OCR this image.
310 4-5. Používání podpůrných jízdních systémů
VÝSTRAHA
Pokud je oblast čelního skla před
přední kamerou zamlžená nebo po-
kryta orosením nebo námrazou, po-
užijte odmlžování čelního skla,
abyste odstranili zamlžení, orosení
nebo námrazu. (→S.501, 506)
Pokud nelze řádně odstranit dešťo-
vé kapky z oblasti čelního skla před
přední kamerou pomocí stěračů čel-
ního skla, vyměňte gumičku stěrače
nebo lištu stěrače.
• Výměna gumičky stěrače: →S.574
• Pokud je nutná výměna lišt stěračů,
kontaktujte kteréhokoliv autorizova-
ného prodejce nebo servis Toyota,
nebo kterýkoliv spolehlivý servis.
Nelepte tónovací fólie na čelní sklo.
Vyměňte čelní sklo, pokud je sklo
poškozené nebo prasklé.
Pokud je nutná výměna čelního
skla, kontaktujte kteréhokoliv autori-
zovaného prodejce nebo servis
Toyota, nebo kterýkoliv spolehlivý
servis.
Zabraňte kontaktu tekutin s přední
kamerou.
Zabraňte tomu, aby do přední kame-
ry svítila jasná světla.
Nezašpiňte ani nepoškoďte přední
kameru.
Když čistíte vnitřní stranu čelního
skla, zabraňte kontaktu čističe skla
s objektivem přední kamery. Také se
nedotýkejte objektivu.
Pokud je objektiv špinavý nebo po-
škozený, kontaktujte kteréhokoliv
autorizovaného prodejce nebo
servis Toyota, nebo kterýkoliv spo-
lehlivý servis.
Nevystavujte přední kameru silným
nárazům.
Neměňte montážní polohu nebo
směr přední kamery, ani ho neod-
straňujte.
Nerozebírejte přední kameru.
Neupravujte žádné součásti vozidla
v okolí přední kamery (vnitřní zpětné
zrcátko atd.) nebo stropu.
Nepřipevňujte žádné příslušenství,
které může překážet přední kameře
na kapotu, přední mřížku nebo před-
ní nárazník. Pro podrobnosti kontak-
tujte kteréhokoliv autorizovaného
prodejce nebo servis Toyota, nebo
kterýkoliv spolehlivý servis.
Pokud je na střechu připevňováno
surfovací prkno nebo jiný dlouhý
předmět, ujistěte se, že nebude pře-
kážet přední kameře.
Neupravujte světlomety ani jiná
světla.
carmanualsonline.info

◆ ◆ ◆ ◆ ◆ ◆ ◆

*WHAT THE TASK REQUIRES*. Please give back all of the records exactly as written.

*COMPLETED TASK*.
OCR this image.
310 4-5. Používání podpůrných jízdních systémů
VÝSTRAHA
Pokud je oblast čelního skla před
přední kamerou zamlžená nebo po-
kryta orosením nebo námrazou, po-
užijte odmlžování čelního skla,
abyste odstranili zamlžení, orosení
nebo námrazu. (→S.501, 506)
Pokud nelze řádně odstranit dešťo-
vé kapky z oblasti čelního skla před
přední kamerou pomocí stěračů čel-
ního skla, vyměňte gumičku stěrače
nebo lištu stěrače.
• Výměna gumičky stěrače: →S.574
• Pokud je nutná výměna lišt stěračů,
kontaktujte kteréhokoliv autorizova-
ného prodejce nebo servis Toyota,
nebo kterýkoliv spolehlivý servis.
Nelepte tónovací fólie na čelní sklo.
Vyměňte čelní sklo, pokud je sklo
poškozené nebo prasklé.
Pokud je nutná výměna čelního
skla, kontaktujte kteréhokoliv autori-
zovaného prodejce nebo servis
Toyota, nebo kterýkoliv spolehlivý
servis.
Zabraňte kontaktu tekutin s přední
kamerou.
Zabraňte tomu, aby do přední kame-
ry svítila jasná světla.
Nezašpiňte ani nepoškoďte přední
kameru.
Když čistíte vnitřní stranu čelního
skla, zabraňte kontaktu čističe skla
s objektivem přední kamery. Také se
nedotýkejte objektivu.
Pokud je objektiv špinavý nebo po-
škozený, kontaktujte kteréhokoliv
autorizovaného prodejce nebo
servis Toyota, nebo kterýkoliv spo-
lehlivý servis.
Nevystavujte přední kameru silným
nárazům.
Neměňte montážní polohu nebo
směr přední kamery, ani ho neod-
straňujte.
Nerozebírejte přední kameru.
Neupravujte žádné součásti vozidla
v okolí přední kamery (vnitřní zpětné
zrcátko atd.) nebo stropu.
Nepřipevňujte žádné příslušenství,
které může překážet přední kameře
na kapotu, přední mřížku nebo před-
ní nárazník. Pro podrobnosti kontak-
tujte kteréhokoliv autorizovaného
prodejce nebo servis Toyota, nebo
kterýkoliv spolehlivý servis.
Pokud je na střechu připevňováno
surfovací prkno nebo jiný dlouhý
předmět, ujistěte se, že nebude pře-
kážet přední kameře.
Neupravujte světlomety ani jiná
světla.
carmanualsonline.info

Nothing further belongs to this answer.